*TASK DESCRIPTION*
Give back the full listing verbatim, apart from its images.

*DATA SUPPLIED*
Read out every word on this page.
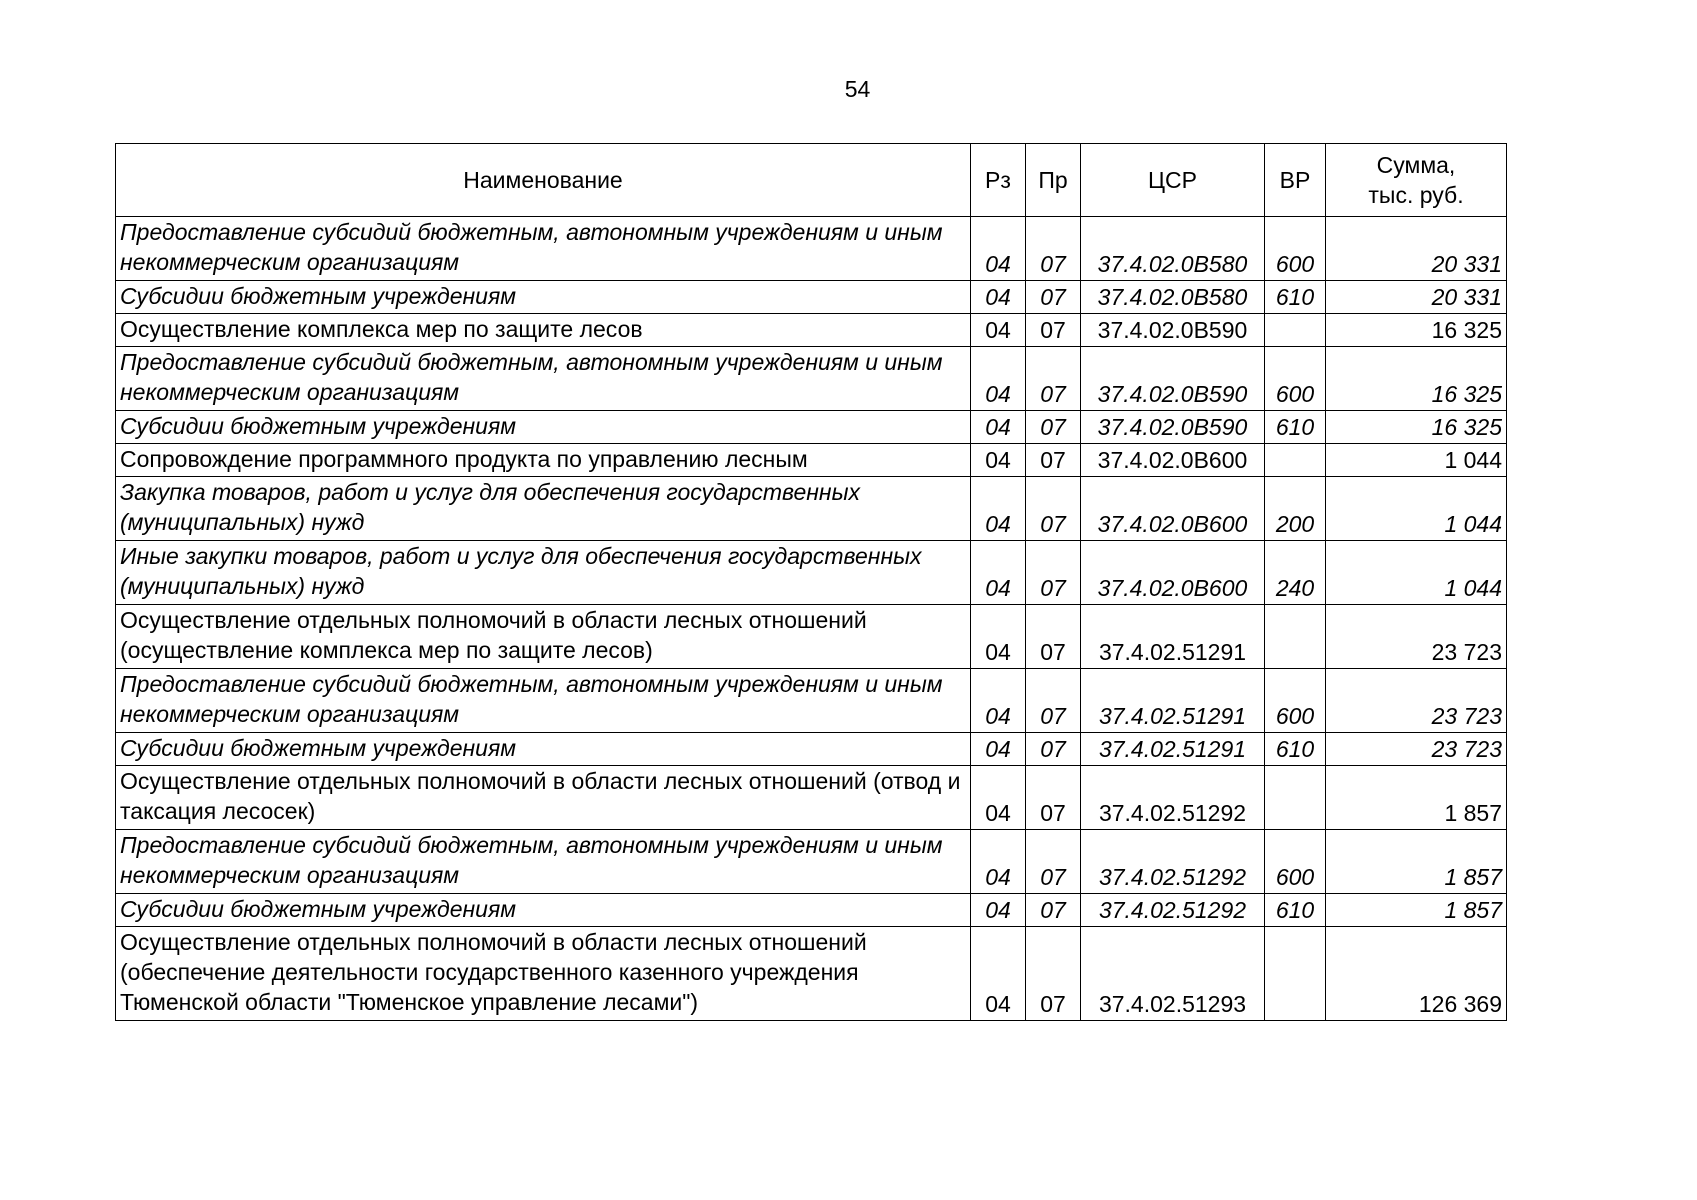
54
Наименование	Рз	Пр	ЦСР	ВР	Сумма,
тыс. руб.
Предоставление субсидий бюджетным, автономным учреждениям и иным некоммерческим организациям	04	07	37.4.02.0В580	600	20 331
Субсидии бюджетным учреждениям	04	07	37.4.02.0В580	610	20 331
Осуществление комплекса мер по защите лесов	04	07	37.4.02.0В590		16 325
Предоставление субсидий бюджетным, автономным учреждениям и иным некоммерческим организациям	04	07	37.4.02.0В590	600	16 325
Субсидии бюджетным учреждениям	04	07	37.4.02.0В590	610	16 325
Сопровождение программного продукта по управлению лесным	04	07	37.4.02.0В600		1 044
Закупка товаров, работ и услуг для обеспечения государственных (муниципальных) нужд	04	07	37.4.02.0В600	200	1 044
Иные закупки товаров, работ и услуг для обеспечения государственных (муниципальных) нужд	04	07	37.4.02.0В600	240	1 044
Осуществление отдельных полномочий в области лесных отношений (осуществление комплекса мер по защите лесов)	04	07	37.4.02.51291		23 723
Предоставление субсидий бюджетным, автономным учреждениям и иным некоммерческим организациям	04	07	37.4.02.51291	600	23 723
Субсидии бюджетным учреждениям	04	07	37.4.02.51291	610	23 723
Осуществление отдельных полномочий в области лесных отношений (отвод и таксация лесосек)	04	07	37.4.02.51292		1 857
Предоставление субсидий бюджетным, автономным учреждениям и иным некоммерческим организациям	04	07	37.4.02.51292	600	1 857
Субсидии бюджетным учреждениям	04	07	37.4.02.51292	610	1 857
Осуществление отдельных полномочий в области лесных отношений (обеспечение деятельности государственного казенного учреждения Тюменской области "Тюменское управление лесами")	04	07	37.4.02.51293		126 369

*EXERCISE RESULT*
Read out every word on this page.
54
Наименование	Рз	Пр	ЦСР	ВР	Сумма,
тыс. руб.
Предоставление субсидий бюджетным, автономным учреждениям и иным некоммерческим организациям	04	07	37.4.02.0В580	600	20 331
Субсидии бюджетным учреждениям	04	07	37.4.02.0В580	610	20 331
Осуществление комплекса мер по защите лесов	04	07	37.4.02.0В590		16 325
Предоставление субсидий бюджетным, автономным учреждениям и иным некоммерческим организациям	04	07	37.4.02.0В590	600	16 325
Субсидии бюджетным учреждениям	04	07	37.4.02.0В590	610	16 325
Сопровождение программного продукта по управлению лесным	04	07	37.4.02.0В600		1 044
Закупка товаров, работ и услуг для обеспечения государственных (муниципальных) нужд	04	07	37.4.02.0В600	200	1 044
Иные закупки товаров, работ и услуг для обеспечения государственных (муниципальных) нужд	04	07	37.4.02.0В600	240	1 044
Осуществление отдельных полномочий в области лесных отношений (осуществление комплекса мер по защите лесов)	04	07	37.4.02.51291		23 723
Предоставление субсидий бюджетным, автономным учреждениям и иным некоммерческим организациям	04	07	37.4.02.51291	600	23 723
Субсидии бюджетным учреждениям	04	07	37.4.02.51291	610	23 723
Осуществление отдельных полномочий в области лесных отношений (отвод и таксация лесосек)	04	07	37.4.02.51292		1 857
Предоставление субсидий бюджетным, автономным учреждениям и иным некоммерческим организациям	04	07	37.4.02.51292	600	1 857
Субсидии бюджетным учреждениям	04	07	37.4.02.51292	610	1 857
Осуществление отдельных полномочий в области лесных отношений (обеспечение деятельности государственного казенного учреждения Тюменской области "Тюменское управление лесами")	04	07	37.4.02.51293		126 369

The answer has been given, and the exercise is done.